### Exercise task
Look through the listing below and report how many lines contain "Runtime", as a bare number.

Excerpts from a figure dataset:
## start

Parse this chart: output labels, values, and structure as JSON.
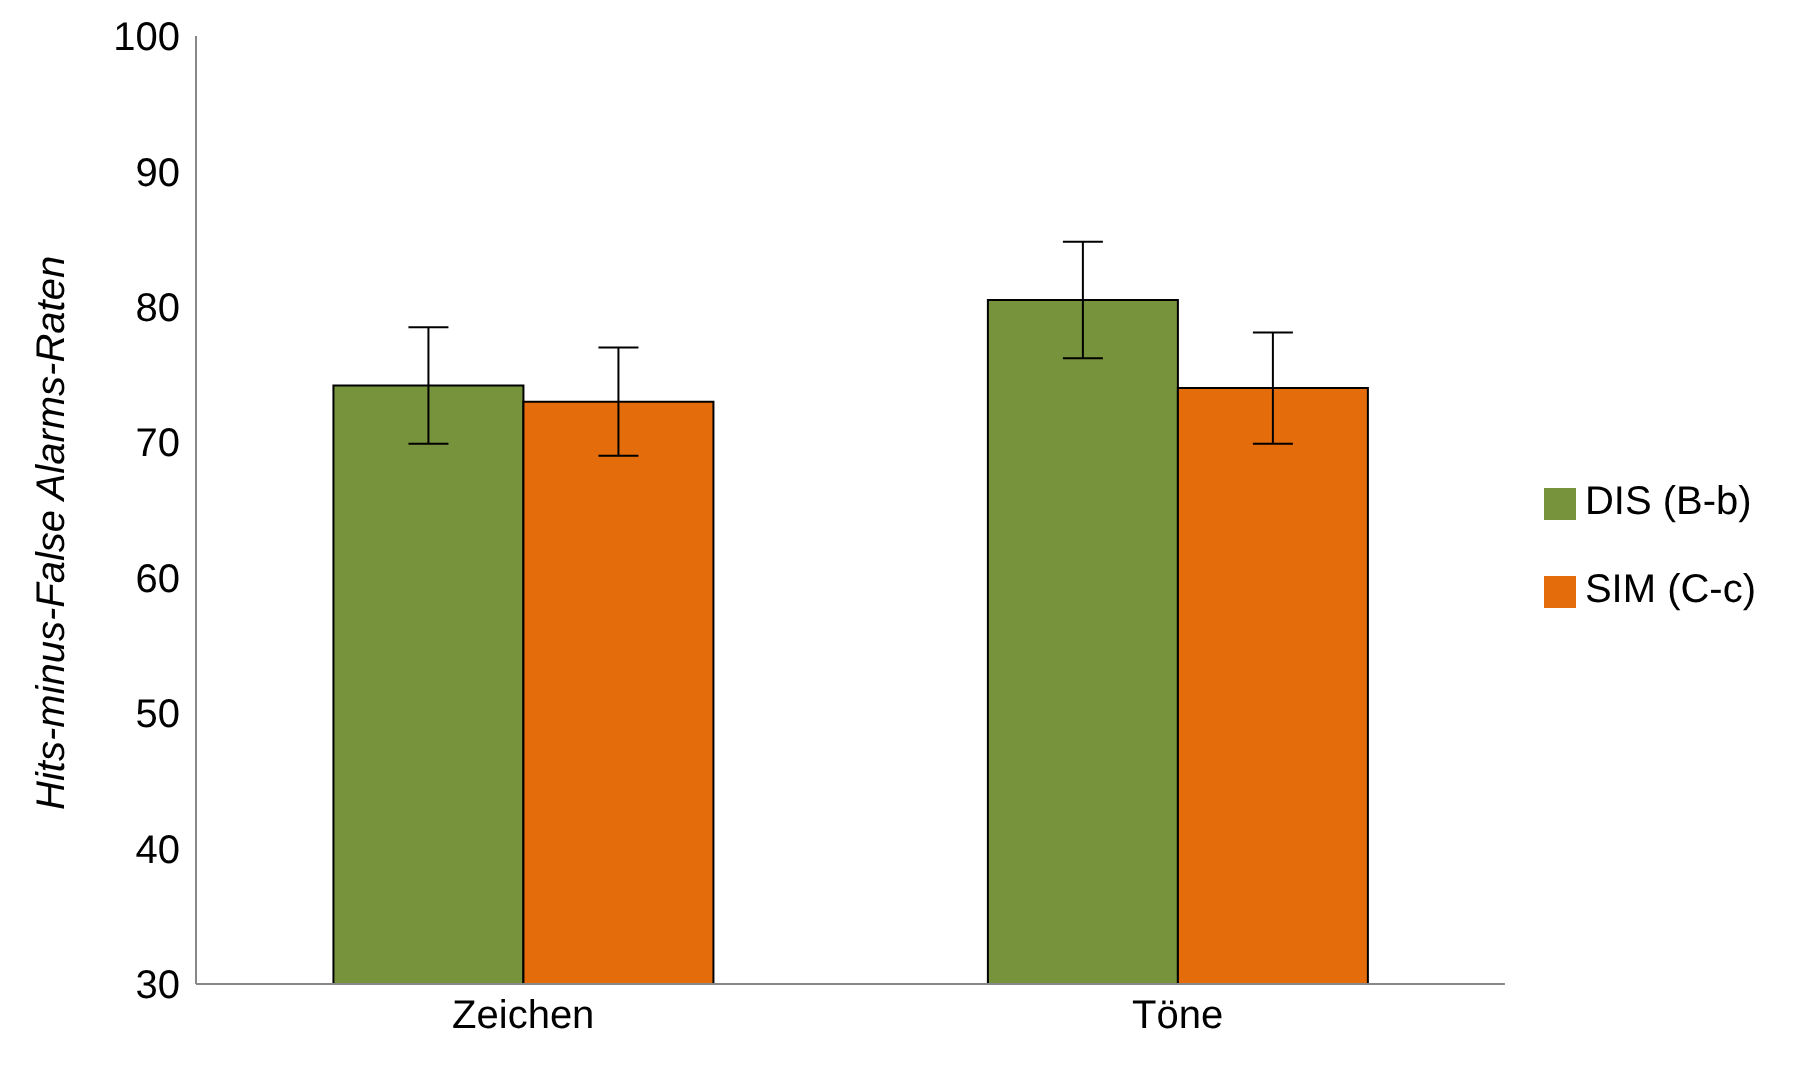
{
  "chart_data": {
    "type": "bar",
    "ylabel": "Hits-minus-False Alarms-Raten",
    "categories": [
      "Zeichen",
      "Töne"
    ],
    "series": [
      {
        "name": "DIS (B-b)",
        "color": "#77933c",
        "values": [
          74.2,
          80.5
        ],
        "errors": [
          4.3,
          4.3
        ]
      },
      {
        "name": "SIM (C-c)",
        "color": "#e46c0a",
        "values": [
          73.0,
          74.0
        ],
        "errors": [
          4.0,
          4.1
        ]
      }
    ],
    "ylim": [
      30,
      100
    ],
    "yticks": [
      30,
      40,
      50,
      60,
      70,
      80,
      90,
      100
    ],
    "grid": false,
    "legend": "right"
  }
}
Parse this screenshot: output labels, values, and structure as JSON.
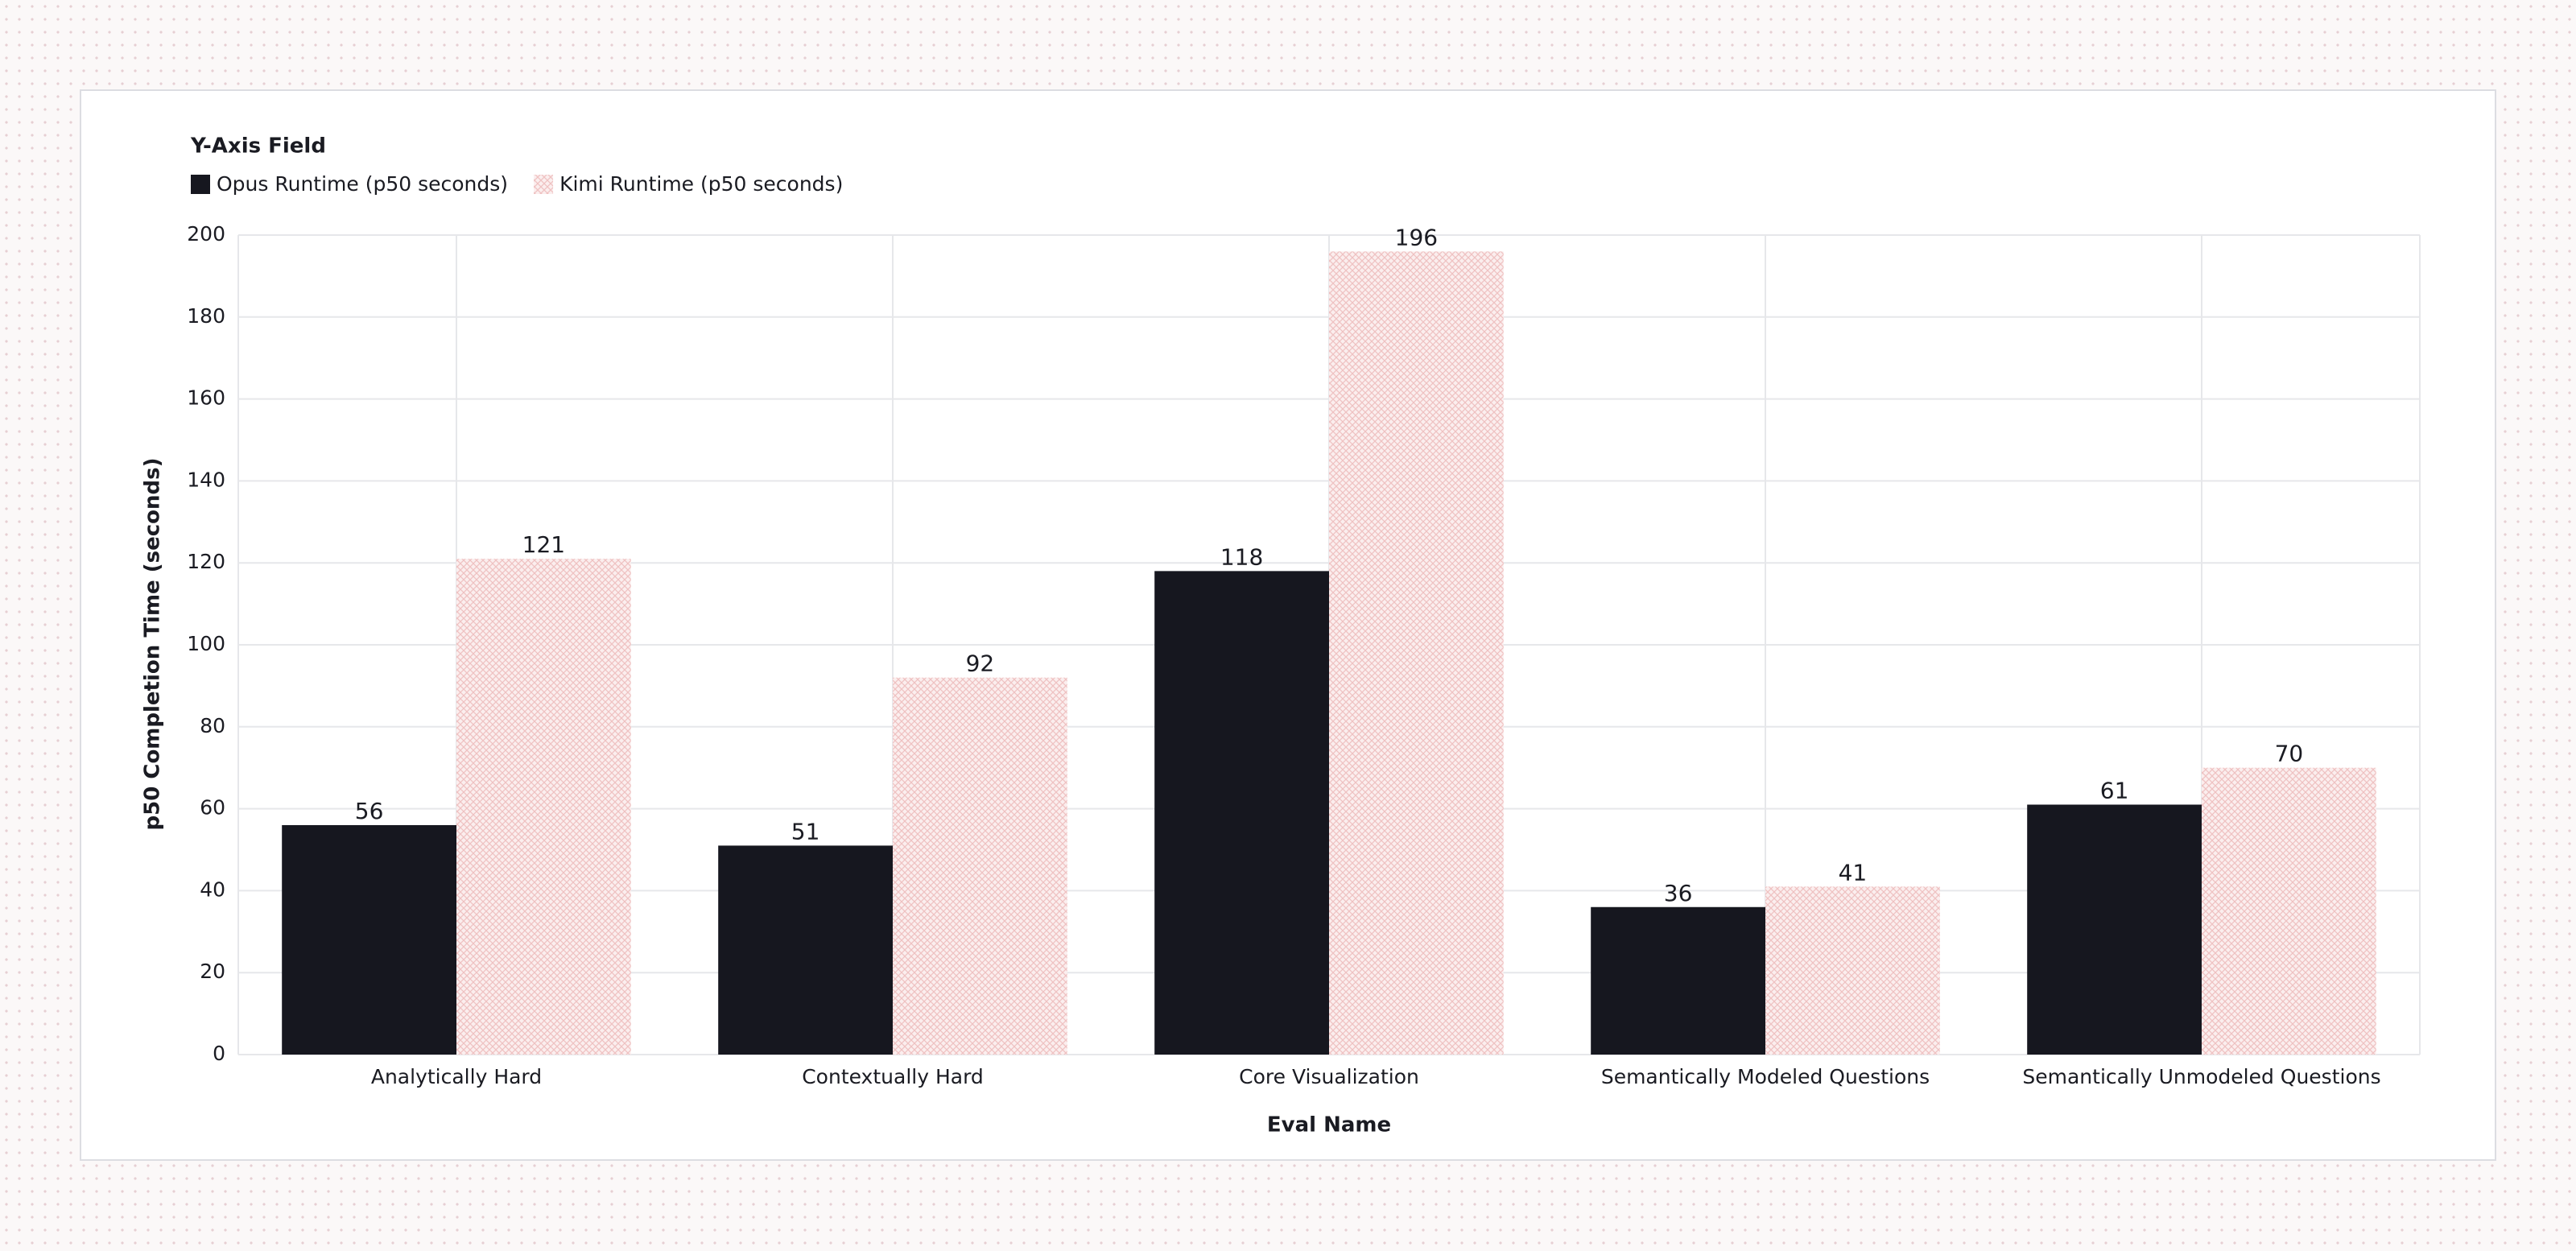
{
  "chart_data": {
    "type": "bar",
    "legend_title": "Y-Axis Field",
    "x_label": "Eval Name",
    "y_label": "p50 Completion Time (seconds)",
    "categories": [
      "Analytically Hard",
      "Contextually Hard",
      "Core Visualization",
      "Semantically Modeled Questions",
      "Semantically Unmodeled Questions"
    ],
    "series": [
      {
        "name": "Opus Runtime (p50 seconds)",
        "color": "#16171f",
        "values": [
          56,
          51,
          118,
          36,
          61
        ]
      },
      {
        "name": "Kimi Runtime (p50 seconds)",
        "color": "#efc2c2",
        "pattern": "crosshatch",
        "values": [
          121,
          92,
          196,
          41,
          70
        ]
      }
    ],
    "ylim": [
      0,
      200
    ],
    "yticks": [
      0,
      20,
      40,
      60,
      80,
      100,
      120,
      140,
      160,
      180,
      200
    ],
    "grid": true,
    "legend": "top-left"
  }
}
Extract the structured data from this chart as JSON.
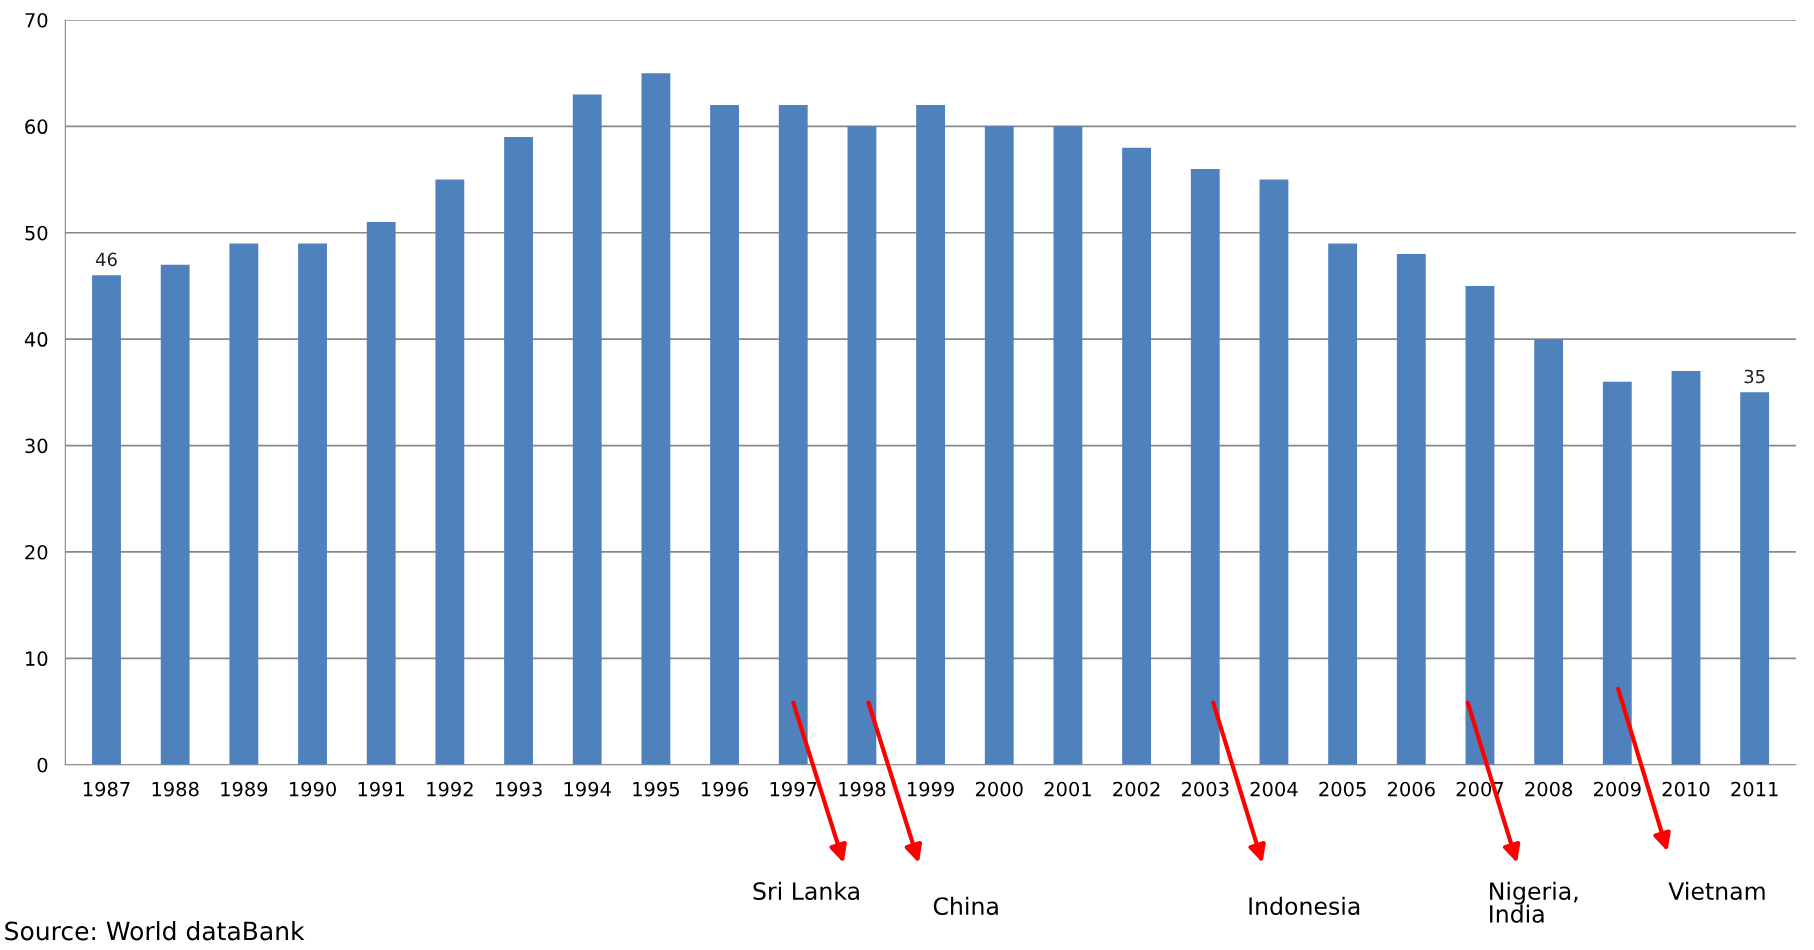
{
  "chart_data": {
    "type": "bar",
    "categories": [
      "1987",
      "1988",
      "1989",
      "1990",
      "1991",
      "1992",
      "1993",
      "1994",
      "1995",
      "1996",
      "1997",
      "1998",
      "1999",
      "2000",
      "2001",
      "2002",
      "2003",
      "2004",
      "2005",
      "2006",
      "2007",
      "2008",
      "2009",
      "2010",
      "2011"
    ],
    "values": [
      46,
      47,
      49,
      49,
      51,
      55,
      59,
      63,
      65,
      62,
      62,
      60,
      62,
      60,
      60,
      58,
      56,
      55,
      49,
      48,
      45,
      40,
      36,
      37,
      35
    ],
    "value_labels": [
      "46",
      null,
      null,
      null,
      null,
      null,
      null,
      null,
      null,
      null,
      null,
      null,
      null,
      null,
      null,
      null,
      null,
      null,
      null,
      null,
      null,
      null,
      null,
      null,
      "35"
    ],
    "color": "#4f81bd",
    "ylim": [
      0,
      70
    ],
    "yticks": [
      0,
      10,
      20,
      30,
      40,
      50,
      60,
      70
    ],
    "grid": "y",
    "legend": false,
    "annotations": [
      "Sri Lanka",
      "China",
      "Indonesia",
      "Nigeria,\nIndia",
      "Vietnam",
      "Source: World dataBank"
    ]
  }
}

## end

### Exercise result
2